Items listed in a dataset
____

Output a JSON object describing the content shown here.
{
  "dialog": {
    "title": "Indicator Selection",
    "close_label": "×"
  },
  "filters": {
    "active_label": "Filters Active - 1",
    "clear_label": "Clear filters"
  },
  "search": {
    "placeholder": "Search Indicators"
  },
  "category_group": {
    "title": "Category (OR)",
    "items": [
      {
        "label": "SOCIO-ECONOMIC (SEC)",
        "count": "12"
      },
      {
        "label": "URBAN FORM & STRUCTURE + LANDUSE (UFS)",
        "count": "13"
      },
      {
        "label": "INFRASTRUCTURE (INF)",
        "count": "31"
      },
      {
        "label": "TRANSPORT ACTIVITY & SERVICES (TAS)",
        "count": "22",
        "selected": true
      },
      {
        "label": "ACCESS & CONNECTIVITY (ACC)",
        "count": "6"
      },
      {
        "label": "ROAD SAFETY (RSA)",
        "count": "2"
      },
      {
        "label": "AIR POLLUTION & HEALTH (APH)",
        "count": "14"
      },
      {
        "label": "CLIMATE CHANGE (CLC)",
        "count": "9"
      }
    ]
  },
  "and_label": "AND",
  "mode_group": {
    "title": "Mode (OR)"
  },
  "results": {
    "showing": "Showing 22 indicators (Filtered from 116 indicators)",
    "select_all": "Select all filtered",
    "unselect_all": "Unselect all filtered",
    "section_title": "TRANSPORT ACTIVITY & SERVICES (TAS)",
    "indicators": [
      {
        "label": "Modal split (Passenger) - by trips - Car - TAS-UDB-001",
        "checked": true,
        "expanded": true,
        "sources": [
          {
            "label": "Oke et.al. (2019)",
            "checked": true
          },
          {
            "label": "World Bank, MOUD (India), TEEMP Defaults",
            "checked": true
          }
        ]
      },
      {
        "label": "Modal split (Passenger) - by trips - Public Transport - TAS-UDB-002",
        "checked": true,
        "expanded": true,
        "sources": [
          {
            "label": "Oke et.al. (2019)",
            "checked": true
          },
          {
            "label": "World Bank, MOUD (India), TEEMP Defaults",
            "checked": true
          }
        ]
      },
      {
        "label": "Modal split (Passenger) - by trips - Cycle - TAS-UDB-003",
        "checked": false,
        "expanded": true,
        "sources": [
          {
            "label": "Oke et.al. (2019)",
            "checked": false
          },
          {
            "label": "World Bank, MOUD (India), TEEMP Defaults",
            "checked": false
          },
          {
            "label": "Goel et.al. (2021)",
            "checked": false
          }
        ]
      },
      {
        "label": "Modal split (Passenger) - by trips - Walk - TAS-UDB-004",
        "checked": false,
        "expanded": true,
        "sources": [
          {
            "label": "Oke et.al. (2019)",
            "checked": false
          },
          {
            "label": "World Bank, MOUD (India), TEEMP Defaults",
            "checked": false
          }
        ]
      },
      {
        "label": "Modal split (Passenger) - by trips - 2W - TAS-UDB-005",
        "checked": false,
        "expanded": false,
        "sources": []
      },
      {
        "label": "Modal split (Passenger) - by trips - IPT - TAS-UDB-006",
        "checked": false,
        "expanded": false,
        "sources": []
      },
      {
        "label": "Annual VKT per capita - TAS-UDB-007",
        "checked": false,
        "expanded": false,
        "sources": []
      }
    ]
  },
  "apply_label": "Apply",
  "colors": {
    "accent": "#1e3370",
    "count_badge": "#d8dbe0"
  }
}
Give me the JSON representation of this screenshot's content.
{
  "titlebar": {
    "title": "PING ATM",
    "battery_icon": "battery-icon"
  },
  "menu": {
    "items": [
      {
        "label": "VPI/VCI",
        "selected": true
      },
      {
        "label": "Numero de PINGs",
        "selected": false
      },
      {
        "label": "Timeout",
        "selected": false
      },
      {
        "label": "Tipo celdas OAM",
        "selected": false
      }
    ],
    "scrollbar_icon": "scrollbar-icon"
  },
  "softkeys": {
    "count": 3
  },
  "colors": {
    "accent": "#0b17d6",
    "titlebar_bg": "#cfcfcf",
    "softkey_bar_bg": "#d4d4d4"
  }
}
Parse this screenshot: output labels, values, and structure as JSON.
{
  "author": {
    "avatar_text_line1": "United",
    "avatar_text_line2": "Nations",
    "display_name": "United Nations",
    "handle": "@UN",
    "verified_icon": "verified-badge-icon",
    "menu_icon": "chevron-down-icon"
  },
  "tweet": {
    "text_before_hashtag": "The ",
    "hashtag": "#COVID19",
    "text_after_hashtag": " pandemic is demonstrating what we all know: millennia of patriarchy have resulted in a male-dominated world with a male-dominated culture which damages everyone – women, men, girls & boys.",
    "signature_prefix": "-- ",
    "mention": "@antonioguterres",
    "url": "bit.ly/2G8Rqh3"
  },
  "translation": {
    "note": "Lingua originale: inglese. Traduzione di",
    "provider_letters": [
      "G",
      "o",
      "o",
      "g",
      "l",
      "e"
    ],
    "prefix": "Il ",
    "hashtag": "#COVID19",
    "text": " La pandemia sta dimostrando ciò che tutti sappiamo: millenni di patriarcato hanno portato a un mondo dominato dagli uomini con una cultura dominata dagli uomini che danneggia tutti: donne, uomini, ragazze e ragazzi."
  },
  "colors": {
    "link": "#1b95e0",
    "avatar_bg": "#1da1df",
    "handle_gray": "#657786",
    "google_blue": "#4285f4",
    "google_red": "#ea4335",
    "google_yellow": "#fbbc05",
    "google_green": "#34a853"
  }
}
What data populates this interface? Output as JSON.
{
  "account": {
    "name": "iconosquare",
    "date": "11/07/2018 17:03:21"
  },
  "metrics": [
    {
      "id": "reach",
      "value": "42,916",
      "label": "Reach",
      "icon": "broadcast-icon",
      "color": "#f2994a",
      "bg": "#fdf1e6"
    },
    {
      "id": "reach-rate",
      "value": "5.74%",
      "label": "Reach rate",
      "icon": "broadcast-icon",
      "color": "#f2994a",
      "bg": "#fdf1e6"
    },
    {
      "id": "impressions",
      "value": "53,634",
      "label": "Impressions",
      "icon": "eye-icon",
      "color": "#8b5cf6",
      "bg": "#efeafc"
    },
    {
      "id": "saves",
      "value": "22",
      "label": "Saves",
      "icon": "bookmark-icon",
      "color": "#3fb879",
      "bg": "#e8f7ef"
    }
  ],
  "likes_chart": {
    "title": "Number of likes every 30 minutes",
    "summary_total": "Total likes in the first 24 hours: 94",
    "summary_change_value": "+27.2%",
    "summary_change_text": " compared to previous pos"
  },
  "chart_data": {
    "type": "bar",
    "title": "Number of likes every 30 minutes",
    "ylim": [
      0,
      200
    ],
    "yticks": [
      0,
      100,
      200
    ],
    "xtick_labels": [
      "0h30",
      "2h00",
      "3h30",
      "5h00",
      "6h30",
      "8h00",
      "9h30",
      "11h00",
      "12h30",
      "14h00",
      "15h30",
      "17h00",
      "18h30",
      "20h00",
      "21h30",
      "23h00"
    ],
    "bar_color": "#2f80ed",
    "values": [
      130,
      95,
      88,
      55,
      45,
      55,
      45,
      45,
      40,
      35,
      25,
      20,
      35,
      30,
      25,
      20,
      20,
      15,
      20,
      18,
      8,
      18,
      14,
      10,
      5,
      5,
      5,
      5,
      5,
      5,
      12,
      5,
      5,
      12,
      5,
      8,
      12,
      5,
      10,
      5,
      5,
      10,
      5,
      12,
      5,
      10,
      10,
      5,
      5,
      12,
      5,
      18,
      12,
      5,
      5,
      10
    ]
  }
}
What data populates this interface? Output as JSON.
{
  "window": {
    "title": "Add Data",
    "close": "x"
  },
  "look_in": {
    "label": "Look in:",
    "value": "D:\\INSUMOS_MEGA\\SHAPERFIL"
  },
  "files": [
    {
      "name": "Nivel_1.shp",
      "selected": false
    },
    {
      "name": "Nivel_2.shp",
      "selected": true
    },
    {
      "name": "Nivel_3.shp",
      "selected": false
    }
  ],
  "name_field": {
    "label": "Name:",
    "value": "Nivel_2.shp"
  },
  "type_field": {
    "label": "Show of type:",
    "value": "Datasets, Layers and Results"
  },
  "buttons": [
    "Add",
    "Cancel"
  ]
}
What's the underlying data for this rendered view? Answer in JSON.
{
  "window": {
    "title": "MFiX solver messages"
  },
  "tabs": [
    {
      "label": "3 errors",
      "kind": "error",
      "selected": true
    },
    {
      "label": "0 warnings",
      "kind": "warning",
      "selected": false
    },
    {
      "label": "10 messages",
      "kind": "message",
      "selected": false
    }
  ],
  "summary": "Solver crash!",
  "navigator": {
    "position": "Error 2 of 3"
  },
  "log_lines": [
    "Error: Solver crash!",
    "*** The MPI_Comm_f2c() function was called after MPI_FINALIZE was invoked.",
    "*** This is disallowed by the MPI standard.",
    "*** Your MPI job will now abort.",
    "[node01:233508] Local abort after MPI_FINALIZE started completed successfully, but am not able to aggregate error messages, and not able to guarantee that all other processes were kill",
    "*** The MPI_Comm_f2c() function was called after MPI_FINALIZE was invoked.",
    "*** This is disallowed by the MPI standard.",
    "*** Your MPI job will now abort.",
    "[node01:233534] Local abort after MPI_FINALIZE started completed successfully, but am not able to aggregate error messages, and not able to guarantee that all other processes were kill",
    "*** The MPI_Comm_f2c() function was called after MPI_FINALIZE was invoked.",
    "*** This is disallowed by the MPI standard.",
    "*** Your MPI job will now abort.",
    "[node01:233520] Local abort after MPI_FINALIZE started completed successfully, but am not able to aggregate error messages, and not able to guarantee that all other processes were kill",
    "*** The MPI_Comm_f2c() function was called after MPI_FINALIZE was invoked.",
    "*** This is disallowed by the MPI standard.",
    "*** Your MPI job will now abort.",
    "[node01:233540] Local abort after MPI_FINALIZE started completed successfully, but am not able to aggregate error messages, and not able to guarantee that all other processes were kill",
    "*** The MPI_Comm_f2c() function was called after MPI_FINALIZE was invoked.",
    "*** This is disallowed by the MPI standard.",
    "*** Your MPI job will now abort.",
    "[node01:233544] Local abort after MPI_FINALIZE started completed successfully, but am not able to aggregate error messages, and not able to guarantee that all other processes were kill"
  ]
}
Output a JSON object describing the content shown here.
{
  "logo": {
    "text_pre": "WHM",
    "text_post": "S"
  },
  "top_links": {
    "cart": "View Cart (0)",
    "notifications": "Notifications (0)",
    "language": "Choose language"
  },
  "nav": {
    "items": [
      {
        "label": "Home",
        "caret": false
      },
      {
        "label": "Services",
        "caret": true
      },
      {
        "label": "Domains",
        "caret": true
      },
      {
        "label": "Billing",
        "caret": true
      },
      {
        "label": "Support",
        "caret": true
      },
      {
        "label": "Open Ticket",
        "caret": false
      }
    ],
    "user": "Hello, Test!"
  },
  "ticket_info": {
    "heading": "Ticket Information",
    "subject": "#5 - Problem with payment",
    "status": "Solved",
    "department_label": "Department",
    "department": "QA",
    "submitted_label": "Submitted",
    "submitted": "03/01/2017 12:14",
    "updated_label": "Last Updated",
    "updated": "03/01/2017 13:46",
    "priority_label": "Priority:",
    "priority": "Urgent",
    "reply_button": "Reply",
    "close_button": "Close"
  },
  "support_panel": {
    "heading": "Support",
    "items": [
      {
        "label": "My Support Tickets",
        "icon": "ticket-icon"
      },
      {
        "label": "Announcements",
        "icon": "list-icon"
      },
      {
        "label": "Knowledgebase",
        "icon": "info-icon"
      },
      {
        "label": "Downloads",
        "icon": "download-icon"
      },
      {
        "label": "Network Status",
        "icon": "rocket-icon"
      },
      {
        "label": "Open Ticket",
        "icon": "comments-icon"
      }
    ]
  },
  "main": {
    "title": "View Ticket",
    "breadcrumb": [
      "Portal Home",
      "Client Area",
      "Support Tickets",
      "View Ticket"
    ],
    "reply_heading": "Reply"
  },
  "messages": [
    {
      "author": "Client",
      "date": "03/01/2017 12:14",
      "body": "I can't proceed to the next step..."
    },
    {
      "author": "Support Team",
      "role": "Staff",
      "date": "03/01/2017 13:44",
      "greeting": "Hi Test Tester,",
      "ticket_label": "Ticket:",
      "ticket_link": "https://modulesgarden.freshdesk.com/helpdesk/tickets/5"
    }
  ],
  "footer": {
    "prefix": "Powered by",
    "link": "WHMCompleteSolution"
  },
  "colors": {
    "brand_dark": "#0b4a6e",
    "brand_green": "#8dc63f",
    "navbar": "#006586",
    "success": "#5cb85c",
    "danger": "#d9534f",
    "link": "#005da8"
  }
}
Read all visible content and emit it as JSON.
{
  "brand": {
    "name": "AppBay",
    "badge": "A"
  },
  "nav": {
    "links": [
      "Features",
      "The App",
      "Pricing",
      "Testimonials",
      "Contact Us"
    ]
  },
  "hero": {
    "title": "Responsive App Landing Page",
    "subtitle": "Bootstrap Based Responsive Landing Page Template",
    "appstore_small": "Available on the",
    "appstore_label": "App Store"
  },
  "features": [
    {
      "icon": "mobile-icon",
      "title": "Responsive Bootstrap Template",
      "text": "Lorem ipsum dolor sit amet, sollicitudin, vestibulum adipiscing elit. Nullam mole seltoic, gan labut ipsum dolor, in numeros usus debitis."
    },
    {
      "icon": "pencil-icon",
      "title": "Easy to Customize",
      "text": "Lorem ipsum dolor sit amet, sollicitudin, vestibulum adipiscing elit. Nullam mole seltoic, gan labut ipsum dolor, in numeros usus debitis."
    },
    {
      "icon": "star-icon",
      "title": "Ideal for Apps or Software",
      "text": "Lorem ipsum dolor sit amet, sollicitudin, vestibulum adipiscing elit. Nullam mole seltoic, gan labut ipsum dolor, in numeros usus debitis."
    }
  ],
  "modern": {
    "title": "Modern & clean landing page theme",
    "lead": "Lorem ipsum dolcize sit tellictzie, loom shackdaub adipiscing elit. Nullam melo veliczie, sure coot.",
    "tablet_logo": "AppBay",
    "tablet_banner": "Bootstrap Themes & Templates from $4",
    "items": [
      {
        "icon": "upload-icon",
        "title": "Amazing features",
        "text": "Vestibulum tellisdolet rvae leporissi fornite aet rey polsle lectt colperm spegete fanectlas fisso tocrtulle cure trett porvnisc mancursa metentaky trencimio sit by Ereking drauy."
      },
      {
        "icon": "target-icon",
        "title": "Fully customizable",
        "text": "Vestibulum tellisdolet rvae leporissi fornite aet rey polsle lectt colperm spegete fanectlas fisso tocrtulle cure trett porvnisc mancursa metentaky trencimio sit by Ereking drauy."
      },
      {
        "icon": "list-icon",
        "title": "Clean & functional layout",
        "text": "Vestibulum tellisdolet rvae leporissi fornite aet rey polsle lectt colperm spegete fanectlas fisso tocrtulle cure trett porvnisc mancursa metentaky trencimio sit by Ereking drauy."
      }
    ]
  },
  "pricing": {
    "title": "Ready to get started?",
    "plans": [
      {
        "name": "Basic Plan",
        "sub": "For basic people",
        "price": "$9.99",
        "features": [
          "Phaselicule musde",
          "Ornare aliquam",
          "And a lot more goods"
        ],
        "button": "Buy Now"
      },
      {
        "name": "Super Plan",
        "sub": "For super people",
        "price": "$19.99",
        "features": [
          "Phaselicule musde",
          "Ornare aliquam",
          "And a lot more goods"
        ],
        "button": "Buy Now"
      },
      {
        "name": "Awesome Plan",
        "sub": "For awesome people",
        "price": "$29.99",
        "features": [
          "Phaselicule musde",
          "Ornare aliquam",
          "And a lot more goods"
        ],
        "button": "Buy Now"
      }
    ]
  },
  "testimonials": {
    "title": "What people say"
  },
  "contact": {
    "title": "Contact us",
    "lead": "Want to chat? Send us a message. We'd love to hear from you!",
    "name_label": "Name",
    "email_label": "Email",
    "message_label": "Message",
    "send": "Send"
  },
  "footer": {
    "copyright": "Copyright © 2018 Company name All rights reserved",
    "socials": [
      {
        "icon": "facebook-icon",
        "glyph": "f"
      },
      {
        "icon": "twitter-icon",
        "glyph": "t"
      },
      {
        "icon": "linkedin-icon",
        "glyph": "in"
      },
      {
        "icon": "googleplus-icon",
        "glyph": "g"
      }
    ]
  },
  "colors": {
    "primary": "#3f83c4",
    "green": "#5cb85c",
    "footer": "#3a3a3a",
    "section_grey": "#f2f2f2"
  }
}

____

YOUR TASK: Your answer should be a single number: how many lines in the data above include "lead"?

RESULT OF THE EXERCISE: 2